● **TASK**: Retype exactly the stretch of lines that begins at the line containing "Output a JSON" and ends at the last line of the data, with no other lines.

● **EXTRACTED INFORMATION**:
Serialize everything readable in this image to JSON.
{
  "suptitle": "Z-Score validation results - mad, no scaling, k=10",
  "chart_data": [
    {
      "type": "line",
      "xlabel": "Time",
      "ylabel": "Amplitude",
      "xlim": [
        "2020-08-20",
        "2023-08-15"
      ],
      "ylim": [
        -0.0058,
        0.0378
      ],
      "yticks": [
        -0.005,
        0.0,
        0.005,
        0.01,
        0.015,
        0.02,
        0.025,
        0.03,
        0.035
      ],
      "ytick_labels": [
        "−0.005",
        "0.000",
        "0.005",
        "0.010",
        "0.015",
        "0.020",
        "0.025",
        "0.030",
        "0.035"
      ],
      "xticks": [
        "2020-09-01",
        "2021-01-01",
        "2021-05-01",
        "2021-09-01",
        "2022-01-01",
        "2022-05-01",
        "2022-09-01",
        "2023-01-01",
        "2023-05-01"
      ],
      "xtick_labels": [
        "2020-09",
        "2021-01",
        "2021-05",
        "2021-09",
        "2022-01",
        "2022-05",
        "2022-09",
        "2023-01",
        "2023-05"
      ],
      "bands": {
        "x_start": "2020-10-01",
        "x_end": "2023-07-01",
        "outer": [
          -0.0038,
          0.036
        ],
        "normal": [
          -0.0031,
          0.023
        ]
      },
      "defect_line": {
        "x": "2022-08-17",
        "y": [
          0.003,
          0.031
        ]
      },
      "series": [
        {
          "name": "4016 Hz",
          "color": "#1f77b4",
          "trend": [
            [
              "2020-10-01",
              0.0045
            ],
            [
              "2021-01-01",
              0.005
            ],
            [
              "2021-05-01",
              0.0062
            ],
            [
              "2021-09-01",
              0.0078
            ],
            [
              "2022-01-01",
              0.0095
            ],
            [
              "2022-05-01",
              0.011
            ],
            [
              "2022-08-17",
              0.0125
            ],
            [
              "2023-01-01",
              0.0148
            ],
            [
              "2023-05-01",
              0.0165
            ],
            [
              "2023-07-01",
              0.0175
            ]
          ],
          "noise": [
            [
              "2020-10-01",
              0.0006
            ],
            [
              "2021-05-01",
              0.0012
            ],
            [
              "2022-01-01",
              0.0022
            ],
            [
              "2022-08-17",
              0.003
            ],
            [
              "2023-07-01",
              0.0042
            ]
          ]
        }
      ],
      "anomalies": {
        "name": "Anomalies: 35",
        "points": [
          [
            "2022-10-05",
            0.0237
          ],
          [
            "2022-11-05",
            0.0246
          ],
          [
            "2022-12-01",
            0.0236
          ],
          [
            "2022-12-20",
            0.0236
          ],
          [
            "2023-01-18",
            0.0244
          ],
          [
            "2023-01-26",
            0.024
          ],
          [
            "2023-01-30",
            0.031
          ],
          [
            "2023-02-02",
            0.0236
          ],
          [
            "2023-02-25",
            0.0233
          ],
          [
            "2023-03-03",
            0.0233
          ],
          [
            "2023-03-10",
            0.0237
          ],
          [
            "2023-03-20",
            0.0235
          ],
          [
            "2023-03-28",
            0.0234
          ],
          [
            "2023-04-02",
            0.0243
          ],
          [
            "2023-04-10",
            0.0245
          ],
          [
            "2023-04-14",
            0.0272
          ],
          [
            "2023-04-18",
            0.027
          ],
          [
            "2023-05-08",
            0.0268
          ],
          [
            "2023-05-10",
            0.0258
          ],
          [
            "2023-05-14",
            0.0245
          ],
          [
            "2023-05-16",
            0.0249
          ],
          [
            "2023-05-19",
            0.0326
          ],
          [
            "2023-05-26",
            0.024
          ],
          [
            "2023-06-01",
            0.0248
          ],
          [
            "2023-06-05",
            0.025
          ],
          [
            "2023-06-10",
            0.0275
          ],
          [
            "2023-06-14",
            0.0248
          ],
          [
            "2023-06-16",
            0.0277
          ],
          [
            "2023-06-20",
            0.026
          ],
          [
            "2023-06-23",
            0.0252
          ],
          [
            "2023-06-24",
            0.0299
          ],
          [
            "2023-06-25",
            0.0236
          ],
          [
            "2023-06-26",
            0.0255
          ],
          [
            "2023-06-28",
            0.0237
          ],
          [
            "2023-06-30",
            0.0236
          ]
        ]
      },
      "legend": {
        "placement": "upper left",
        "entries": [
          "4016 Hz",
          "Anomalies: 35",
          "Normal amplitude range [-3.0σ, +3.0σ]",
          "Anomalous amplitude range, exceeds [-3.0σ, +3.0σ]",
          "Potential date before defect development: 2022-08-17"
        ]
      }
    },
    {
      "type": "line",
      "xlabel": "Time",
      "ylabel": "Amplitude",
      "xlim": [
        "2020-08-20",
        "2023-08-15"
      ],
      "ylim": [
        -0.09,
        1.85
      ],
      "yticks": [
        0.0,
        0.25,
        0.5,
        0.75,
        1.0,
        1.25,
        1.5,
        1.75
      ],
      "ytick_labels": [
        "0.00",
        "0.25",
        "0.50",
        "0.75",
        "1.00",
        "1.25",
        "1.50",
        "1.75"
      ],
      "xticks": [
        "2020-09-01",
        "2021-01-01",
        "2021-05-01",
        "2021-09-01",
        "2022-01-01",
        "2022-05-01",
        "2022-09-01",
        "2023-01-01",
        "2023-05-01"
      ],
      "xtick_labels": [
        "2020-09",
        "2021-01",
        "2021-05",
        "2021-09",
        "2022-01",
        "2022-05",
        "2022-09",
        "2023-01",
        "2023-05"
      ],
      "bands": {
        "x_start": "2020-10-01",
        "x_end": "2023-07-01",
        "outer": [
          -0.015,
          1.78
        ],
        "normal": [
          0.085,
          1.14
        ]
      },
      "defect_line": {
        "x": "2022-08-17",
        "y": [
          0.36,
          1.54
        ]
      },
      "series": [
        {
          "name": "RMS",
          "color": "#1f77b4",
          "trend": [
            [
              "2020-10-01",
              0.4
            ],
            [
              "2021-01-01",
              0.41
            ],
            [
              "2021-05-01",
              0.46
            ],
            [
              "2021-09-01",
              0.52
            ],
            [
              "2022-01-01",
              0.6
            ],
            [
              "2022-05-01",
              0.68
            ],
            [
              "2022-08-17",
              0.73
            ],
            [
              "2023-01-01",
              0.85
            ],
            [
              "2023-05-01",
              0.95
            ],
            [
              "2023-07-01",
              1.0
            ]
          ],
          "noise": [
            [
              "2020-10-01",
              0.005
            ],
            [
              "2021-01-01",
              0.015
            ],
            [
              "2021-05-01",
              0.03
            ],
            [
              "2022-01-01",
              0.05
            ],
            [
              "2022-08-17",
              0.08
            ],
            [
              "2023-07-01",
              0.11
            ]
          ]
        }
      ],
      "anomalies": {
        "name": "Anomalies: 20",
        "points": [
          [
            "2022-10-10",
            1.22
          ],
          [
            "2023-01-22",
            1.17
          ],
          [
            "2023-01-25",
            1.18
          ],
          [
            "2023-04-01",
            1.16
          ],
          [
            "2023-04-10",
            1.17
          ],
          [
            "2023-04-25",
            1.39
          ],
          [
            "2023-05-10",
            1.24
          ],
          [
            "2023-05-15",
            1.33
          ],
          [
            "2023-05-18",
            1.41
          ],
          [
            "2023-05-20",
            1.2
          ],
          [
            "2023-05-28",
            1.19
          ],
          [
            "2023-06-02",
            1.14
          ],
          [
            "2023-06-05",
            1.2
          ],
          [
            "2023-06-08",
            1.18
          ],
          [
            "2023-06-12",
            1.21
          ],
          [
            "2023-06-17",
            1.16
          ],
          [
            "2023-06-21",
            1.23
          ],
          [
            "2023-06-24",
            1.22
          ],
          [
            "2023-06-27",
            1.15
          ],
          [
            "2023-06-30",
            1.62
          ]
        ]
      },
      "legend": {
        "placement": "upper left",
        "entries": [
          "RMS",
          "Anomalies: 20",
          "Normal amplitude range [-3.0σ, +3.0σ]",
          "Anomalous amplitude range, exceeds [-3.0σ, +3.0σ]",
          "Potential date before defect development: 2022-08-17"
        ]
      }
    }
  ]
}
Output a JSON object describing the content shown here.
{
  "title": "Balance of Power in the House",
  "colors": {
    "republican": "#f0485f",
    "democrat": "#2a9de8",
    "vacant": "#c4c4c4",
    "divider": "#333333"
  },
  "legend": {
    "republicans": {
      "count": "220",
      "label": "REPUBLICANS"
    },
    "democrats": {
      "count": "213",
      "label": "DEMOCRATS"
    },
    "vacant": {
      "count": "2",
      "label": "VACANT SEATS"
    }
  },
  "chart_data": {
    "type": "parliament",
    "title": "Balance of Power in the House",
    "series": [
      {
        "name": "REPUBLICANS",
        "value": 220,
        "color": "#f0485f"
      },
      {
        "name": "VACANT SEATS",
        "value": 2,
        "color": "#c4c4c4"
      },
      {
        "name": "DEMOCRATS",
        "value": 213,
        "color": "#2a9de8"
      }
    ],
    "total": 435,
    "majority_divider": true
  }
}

● **SOLUTION FOR THIS PROBLEM**:
Output a JSON object describing the content shown here.
{
  "title": "Balance of Power in the House",
  "colors": {
    "republican": "#f0485f",
    "democrat": "#2a9de8",
    "vacant": "#c4c4c4",
    "divider": "#333333"
  },
  "legend": {
    "republicans": {
      "count": "220",
      "label": "REPUBLICANS"
    },
    "democrats": {
      "count": "213",
      "label": "DEMOCRATS"
    },
    "vacant": {
      "count": "2",
      "label": "VACANT SEATS"
    }
  },
  "chart_data": {
    "type": "parliament",
    "title": "Balance of Power in the House",
    "series": [
      {
        "name": "REPUBLICANS",
        "value": 220,
        "color": "#f0485f"
      },
      {
        "name": "VACANT SEATS",
        "value": 2,
        "color": "#c4c4c4"
      },
      {
        "name": "DEMOCRATS",
        "value": 213,
        "color": "#2a9de8"
      }
    ],
    "total": 435,
    "majority_divider": true
  }
}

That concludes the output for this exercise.